### Exercise requirements
Copy out all lines of the records in which the word "плотнейшей" appears.

— BEGIN Data lines —

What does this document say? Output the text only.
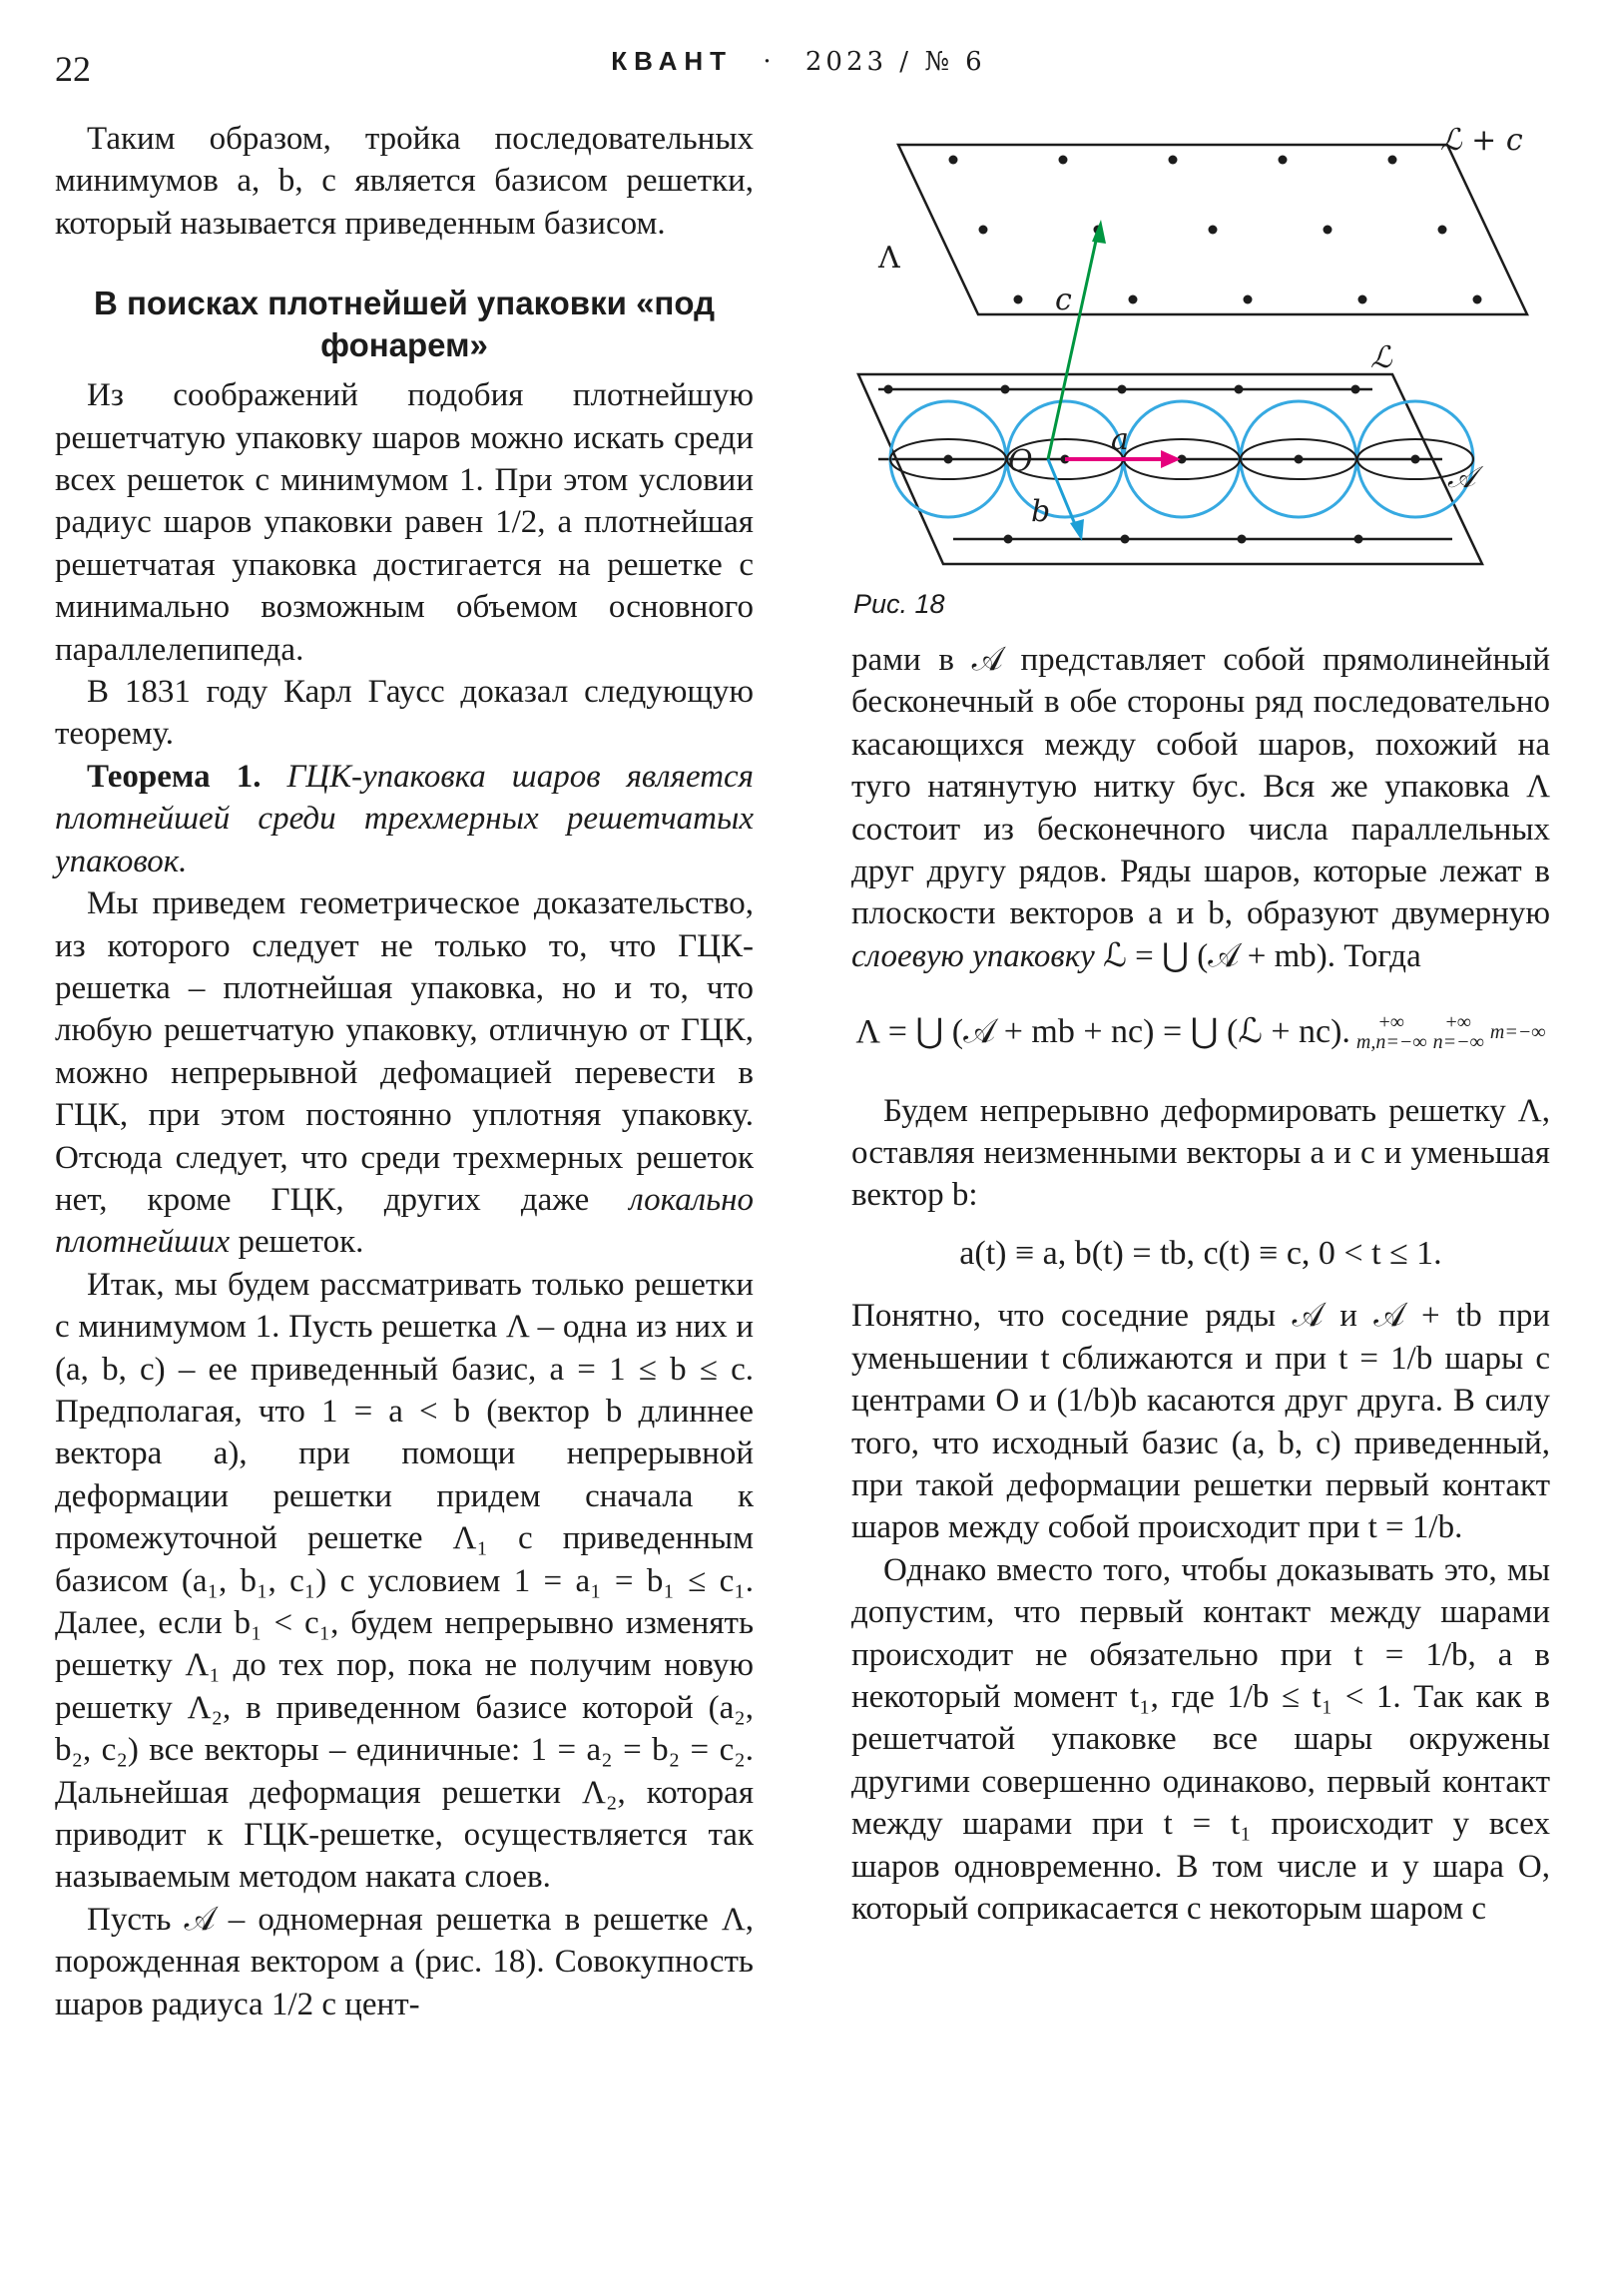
22	КВАНТ · 2023 / № 6

Таким образом, тройка последовательных минимумов a, b, c является базисом решетки, который называется приведенным базисом.

В поисках плотнейшей упаковки «под фонарем»

Из соображений подобия плотнейшую решетчатую упаковку шаров можно искать среди всех решеток с минимумом 1. При этом условии радиус шаров упаковки равен 1/2, а плотнейшая решетчатая упаковка достигается на решетке с минимально возможным объемом основного параллелепипеда.

В 1831 году Карл Гаусс доказал следующую теорему.

Теорема 1. ГЦК-упаковка шаров является плотнейшей среди трехмерных решетчатых упаковок.

Мы приведем геометрическое доказательство, из которого следует не только то, что ГЦК-решетка – плотнейшая упаковка, но и то, что любую решетчатую упаковку, отличную от ГЦК, можно непрерывной дефомацией перевести в ГЦК, при этом постоянно уплотняя упаковку. Отсюда следует, что среди трехмерных решеток нет, кроме ГЦК, других даже локально плотнейших решеток.

Итак, мы будем рассматривать только решетки с минимумом 1. Пусть решетка Λ – одна из них и (a, b, c) – ее приведенный базис, a = 1 ≤ b ≤ c. Предполагая, что 1 = a < b (вектор b длиннее вектора a), при помощи непрерывной деформации решетки придем сначала к промежуточной решетке Λ₁ с приведенным базисом (a₁, b₁, c₁) с условием 1 = a₁ = b₁ ≤ c₁. Далее, если b₁ < c₁, будем непрерывно изменять решетку Λ₁ до тех пор, пока не получим новую решетку Λ₂, в приведенном базисе которой (a₂, b₂, c₂) все векторы – единичные: 1 = a₂ = b₂ = c₂. Дальнейшая деформация решетки Λ₂, которая приводит к ГЦК-решетке, осуществляется так называемым методом наката слоев.

Пусть 𝒜 – одномерная решетка в решетке Λ, порожденная вектором a (рис. 18). Совокупность шаров радиуса 1/2 с цент-

ℒ + c
Λ
ℒ
𝒜
c
a
b
O
Рис. 18

рами в 𝒜 представляет собой прямолинейный бесконечный в обе стороны ряд последовательно касающихся между собой шаров, похожий на туго натянутую нитку бус. Вся же упаковка Λ состоит из бесконечного числа параллельных друг другу рядов. Ряды шаров, которые лежат в плоскости векторов a и b, образуют двумерную слоевую упаковку ℒ = ⋃ (𝒜 + mb). Тогда

Λ = ⋃ (𝒜 + mb + nc) = ⋃ (ℒ + nc). +∞
m,n=−∞
+∞
n=−∞ m=−∞

Будем непрерывно деформировать решетку Λ, оставляя неизменными векторы a и c и уменьшая вектор b:

a(t) ≡ a, b(t) = tb, c(t) ≡ c, 0 < t ≤ 1.

Понятно, что соседние ряды 𝒜 и 𝒜 + tb при уменьшении t сближаются и при t = 1/b шары с центрами O и (1/b)b касаются друг друга. В силу того, что исходный базис (a, b, c) приведенный, при такой деформации решетки первый контакт шаров между собой происходит при t = 1/b.

Однако вместо того, чтобы доказывать это, мы допустим, что первый контакт между шарами происходит не обязательно при t = 1/b, а в некоторый момент t₁, где 1/b ≤ t₁ < 1. Так как в решетчатой упаковке все шары окружены другими совершенно одинаково, первый контакт между шарами при t = t₁ происходит у всех шаров одновременно. В том числе и у шара O, который соприкасается с некоторым шаром с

— END Data lines —

### Answer in full
В поисках плотнейшей упаковки «под фонарем»
Теорема 1. ГЦК-упаковка шаров является плотнейшей среди трехмерных решетчатых упаковок.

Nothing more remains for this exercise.